** Start Material to process **
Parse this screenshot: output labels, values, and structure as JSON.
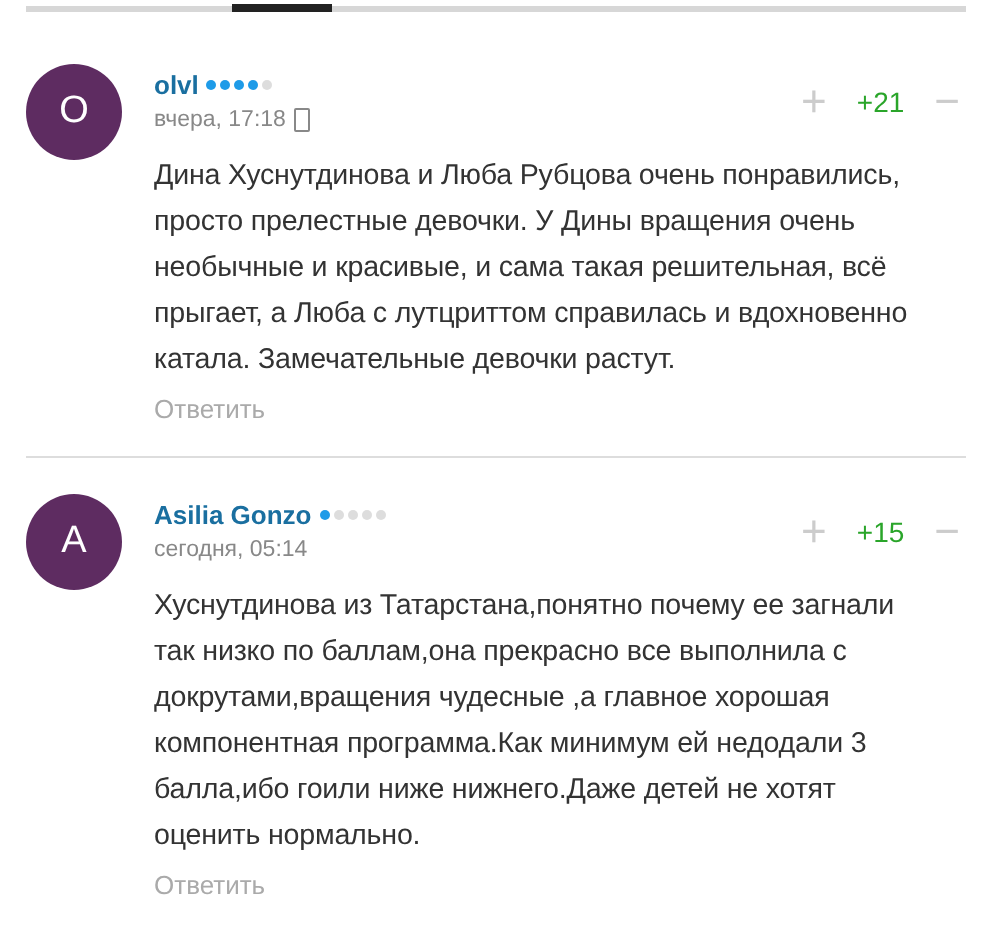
{
  "comments": [
    {
      "avatar_letter": "O",
      "author": "olvl",
      "stars": 4,
      "time": "вчера, 17:18",
      "mobile": true,
      "plus": "+",
      "rating": "+21",
      "minus": "−",
      "text": "Дина Хуснутдинова и Люба Рубцова очень понравились, просто прелестные девочки. У Дины вращения очень необычные и красивые, и сама такая решительная, всё прыгает, а Люба с лутцриттом справилась и вдохновенно катала. Замечательные девочки растут.",
      "reply": "Ответить"
    },
    {
      "avatar_letter": "A",
      "author": "Asilia Gonzo",
      "stars": 1,
      "time": "сегодня, 05:14",
      "mobile": false,
      "plus": "+",
      "rating": "+15",
      "minus": "−",
      "text": "Хуснутдинова из Татарстана,понятно почему ее загнали так низко по баллам,она прекрасно все выполнила с докрутами,вращения чудесные ,а главное хорошая компонентная программа.Как минимум ей недодали 3 балла,ибо гоили ниже нижнего.Даже детей не хотят оценить нормально.",
      "reply": "Ответить"
    }
  ]
}
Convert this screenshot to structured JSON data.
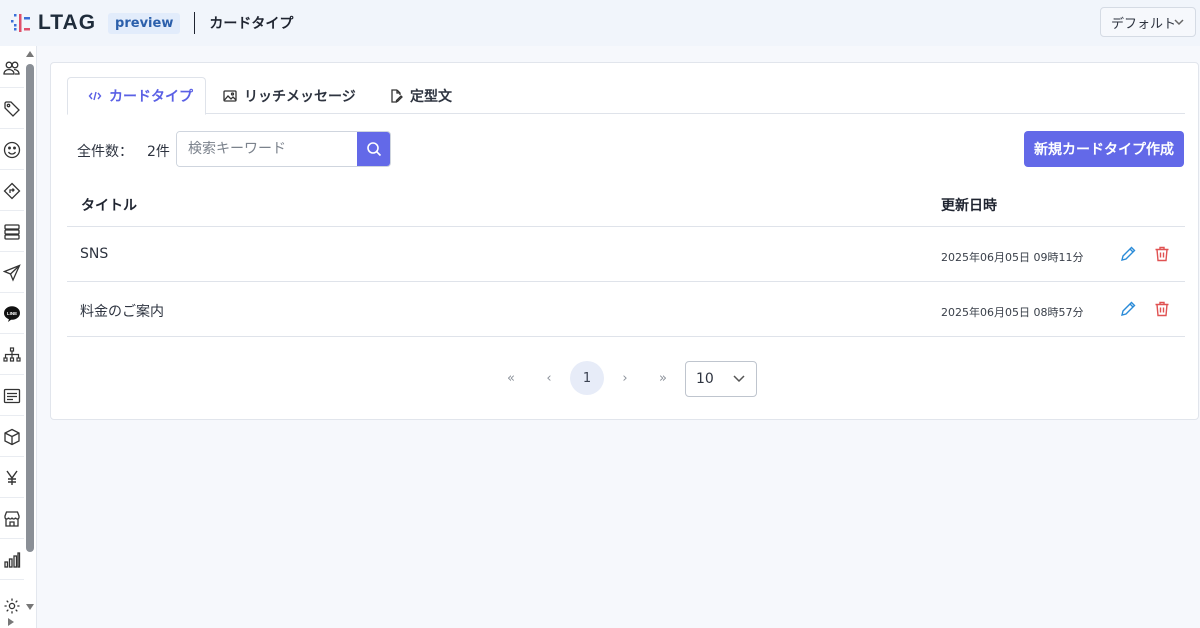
{
  "header": {
    "logo_text": "LTAG",
    "badge": "preview",
    "title": "カードタイプ",
    "workspace": "デフォルト"
  },
  "sidebar": {
    "icons": [
      "users-icon",
      "tag-icon",
      "smile-icon",
      "route-icon",
      "server-icon",
      "send-icon",
      "line-icon",
      "org-chart-icon",
      "list-icon",
      "box-icon",
      "yen-icon",
      "store-icon",
      "bar-chart-icon",
      "gear-icon"
    ]
  },
  "tabs": [
    {
      "label": "カードタイプ",
      "icon": "code-icon",
      "active": true
    },
    {
      "label": "リッチメッセージ",
      "icon": "image-icon",
      "active": false
    },
    {
      "label": "定型文",
      "icon": "document-edit-icon",
      "active": false
    }
  ],
  "toolbar": {
    "count_label": "全件数：",
    "count_value": "2件",
    "search_placeholder": "検索キーワード",
    "create_label": "新規カードタイプ作成"
  },
  "table": {
    "columns": {
      "title": "タイトル",
      "updated": "更新日時"
    },
    "rows": [
      {
        "title": "SNS",
        "updated": "2025年06月05日 09時11分"
      },
      {
        "title": "料金のご案内",
        "updated": "2025年06月05日 08時57分"
      }
    ]
  },
  "pagination": {
    "first": "«",
    "prev": "‹",
    "current": "1",
    "next": "›",
    "last": "»",
    "page_size": "10"
  },
  "colors": {
    "accent": "#6369e8",
    "delete": "#e05252",
    "edit": "#2a8bd8"
  }
}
** End Material to process **
**Given request:**
Out of the material above, select every line that holds the string "edit".

**Final result:**
      "icon": "document-edit-icon",
    "edit": "#2a8bd8"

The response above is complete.